• TASK PROMPT: Count lines, not occurrences: give the number of lines holding the word "Restaurant", and nothing besides.

• SOURCE MATERIAL:
⁂

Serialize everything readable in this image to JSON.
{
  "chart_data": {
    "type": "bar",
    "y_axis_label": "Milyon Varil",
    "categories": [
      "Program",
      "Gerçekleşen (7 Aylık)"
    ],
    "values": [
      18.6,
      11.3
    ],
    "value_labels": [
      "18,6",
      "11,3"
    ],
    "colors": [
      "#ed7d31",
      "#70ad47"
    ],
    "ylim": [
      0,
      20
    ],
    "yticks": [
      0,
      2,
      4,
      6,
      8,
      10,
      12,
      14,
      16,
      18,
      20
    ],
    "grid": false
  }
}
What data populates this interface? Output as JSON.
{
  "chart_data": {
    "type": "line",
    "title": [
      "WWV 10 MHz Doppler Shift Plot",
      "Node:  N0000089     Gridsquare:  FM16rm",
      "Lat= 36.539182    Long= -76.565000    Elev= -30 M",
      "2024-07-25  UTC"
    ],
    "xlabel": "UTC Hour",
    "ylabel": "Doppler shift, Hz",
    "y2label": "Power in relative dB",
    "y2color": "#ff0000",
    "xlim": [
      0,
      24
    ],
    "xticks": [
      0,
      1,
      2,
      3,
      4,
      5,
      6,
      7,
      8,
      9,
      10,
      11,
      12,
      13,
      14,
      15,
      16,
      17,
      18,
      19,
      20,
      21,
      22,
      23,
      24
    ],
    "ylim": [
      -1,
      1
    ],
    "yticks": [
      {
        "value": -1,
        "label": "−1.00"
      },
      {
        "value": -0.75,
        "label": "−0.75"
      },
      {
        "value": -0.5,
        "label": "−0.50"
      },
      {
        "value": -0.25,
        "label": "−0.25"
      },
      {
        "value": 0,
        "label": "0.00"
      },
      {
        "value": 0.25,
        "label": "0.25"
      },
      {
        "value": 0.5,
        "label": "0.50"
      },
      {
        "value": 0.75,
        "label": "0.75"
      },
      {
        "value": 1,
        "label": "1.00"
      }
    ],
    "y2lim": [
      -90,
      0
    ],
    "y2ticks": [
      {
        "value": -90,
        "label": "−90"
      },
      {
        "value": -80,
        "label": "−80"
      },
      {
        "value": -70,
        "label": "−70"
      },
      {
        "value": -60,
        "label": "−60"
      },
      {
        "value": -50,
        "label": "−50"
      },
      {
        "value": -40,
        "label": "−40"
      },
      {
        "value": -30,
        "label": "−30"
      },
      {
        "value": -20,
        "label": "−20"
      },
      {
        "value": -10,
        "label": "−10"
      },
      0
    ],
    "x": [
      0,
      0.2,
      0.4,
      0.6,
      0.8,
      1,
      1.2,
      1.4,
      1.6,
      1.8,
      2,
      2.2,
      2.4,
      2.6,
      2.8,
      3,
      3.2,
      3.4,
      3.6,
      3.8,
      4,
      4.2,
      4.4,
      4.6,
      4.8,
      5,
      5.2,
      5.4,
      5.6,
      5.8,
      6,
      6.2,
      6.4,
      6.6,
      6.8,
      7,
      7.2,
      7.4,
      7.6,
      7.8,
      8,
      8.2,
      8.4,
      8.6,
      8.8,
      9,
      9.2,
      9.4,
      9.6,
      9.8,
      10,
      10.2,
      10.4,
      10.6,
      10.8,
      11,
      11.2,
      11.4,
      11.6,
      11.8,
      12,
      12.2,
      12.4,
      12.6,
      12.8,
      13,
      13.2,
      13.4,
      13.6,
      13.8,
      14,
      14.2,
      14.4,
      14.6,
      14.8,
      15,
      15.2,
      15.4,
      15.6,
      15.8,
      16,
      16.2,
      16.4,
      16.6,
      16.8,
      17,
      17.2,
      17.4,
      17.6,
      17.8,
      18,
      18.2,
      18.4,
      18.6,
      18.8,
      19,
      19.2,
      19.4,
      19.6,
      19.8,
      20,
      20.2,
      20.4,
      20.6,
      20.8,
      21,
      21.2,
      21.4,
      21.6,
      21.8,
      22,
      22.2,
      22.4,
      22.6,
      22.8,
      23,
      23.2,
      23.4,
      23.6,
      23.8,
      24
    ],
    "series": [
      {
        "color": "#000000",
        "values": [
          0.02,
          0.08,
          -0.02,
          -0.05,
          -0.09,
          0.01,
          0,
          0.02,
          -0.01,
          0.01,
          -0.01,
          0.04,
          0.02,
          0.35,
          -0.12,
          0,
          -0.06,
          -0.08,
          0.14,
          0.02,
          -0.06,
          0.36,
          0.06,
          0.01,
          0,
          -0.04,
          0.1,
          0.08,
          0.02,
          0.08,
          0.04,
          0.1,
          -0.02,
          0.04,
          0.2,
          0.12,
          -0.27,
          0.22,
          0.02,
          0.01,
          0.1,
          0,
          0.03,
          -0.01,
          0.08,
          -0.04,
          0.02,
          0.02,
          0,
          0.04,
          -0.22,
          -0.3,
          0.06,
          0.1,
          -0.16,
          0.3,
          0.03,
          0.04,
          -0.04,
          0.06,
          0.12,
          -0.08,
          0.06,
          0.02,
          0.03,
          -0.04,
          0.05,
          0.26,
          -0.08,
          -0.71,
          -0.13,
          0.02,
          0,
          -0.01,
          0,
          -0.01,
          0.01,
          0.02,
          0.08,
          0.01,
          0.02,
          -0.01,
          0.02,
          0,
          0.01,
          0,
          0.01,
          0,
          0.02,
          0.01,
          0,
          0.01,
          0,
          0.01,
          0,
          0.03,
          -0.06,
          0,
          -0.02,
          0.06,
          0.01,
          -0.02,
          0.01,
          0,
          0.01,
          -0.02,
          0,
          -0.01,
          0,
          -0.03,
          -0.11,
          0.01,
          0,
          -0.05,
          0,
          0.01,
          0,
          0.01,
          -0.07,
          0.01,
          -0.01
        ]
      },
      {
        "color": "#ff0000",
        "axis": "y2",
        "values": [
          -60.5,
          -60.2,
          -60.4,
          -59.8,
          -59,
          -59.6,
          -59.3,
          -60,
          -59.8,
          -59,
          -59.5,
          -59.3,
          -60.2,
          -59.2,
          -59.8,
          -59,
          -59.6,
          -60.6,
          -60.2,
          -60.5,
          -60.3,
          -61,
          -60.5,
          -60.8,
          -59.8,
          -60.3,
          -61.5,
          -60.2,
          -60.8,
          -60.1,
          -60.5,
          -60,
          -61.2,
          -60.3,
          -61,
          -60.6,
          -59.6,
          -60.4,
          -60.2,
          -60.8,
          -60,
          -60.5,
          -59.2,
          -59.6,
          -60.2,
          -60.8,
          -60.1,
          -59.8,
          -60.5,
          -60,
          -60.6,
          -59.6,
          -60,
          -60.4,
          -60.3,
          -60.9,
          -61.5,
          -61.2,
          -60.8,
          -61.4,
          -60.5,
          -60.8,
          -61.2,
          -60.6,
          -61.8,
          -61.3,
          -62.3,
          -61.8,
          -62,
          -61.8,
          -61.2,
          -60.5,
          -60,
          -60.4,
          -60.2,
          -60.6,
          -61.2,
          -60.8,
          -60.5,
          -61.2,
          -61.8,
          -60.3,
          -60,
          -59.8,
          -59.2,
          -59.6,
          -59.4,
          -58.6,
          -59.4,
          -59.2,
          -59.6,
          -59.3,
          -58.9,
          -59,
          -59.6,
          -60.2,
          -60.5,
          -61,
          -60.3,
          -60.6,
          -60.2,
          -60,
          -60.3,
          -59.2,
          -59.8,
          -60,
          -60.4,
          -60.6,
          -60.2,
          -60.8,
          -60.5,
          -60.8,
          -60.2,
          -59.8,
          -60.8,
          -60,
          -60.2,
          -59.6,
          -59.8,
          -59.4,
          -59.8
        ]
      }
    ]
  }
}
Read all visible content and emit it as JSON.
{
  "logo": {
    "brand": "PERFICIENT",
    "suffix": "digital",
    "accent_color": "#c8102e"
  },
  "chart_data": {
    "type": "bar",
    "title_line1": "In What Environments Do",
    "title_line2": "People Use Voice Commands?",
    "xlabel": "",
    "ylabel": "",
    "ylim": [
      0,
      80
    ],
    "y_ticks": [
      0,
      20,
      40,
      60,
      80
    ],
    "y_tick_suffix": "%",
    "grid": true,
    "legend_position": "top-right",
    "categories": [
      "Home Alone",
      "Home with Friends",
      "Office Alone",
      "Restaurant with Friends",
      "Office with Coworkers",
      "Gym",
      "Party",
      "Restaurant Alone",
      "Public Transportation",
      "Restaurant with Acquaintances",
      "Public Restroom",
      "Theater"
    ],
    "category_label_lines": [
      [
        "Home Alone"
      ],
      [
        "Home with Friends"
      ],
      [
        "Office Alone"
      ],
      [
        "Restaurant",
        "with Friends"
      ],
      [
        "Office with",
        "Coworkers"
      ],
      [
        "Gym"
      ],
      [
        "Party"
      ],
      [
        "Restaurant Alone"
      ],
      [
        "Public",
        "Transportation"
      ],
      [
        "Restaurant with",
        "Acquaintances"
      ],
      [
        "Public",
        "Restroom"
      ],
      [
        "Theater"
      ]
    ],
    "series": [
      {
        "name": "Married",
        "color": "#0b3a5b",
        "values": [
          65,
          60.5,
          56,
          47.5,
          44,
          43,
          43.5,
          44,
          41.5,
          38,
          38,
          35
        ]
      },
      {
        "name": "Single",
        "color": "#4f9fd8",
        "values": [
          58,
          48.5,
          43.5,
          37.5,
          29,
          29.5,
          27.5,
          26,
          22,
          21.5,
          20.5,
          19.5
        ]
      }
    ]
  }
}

⁂

• OUTPUT: 6